RECORDS FOR THE TASK:
---------------
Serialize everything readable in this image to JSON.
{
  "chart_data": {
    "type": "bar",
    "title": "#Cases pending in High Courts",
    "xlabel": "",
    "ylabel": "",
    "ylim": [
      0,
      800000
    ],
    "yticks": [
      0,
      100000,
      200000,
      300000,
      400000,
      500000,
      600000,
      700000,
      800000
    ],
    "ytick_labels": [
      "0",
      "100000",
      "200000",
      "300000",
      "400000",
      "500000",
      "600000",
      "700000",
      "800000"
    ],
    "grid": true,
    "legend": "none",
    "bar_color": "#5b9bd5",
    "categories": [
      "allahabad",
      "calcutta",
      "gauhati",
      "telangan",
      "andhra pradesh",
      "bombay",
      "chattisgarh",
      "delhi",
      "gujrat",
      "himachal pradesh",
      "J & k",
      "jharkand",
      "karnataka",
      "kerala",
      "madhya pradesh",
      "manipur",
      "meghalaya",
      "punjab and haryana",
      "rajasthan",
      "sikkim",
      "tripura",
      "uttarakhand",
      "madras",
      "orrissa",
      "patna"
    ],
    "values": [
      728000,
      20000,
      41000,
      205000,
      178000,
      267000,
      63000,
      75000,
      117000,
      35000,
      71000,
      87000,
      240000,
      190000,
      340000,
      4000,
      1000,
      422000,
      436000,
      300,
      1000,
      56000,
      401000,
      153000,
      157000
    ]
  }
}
---------------
WORK TO DO: Reproduce the entries above in full, verbatim.

ANSWER IN FULL:
Serialize everything readable in this image to JSON.
{
  "chart_data": {
    "type": "bar",
    "title": "#Cases pending in High Courts",
    "xlabel": "",
    "ylabel": "",
    "ylim": [
      0,
      800000
    ],
    "yticks": [
      0,
      100000,
      200000,
      300000,
      400000,
      500000,
      600000,
      700000,
      800000
    ],
    "ytick_labels": [
      "0",
      "100000",
      "200000",
      "300000",
      "400000",
      "500000",
      "600000",
      "700000",
      "800000"
    ],
    "grid": true,
    "legend": "none",
    "bar_color": "#5b9bd5",
    "categories": [
      "allahabad",
      "calcutta",
      "gauhati",
      "telangan",
      "andhra pradesh",
      "bombay",
      "chattisgarh",
      "delhi",
      "gujrat",
      "himachal pradesh",
      "J & k",
      "jharkand",
      "karnataka",
      "kerala",
      "madhya pradesh",
      "manipur",
      "meghalaya",
      "punjab and haryana",
      "rajasthan",
      "sikkim",
      "tripura",
      "uttarakhand",
      "madras",
      "orrissa",
      "patna"
    ],
    "values": [
      728000,
      20000,
      41000,
      205000,
      178000,
      267000,
      63000,
      75000,
      117000,
      35000,
      71000,
      87000,
      240000,
      190000,
      340000,
      4000,
      1000,
      422000,
      436000,
      300,
      1000,
      56000,
      401000,
      153000,
      157000
    ]
  }
}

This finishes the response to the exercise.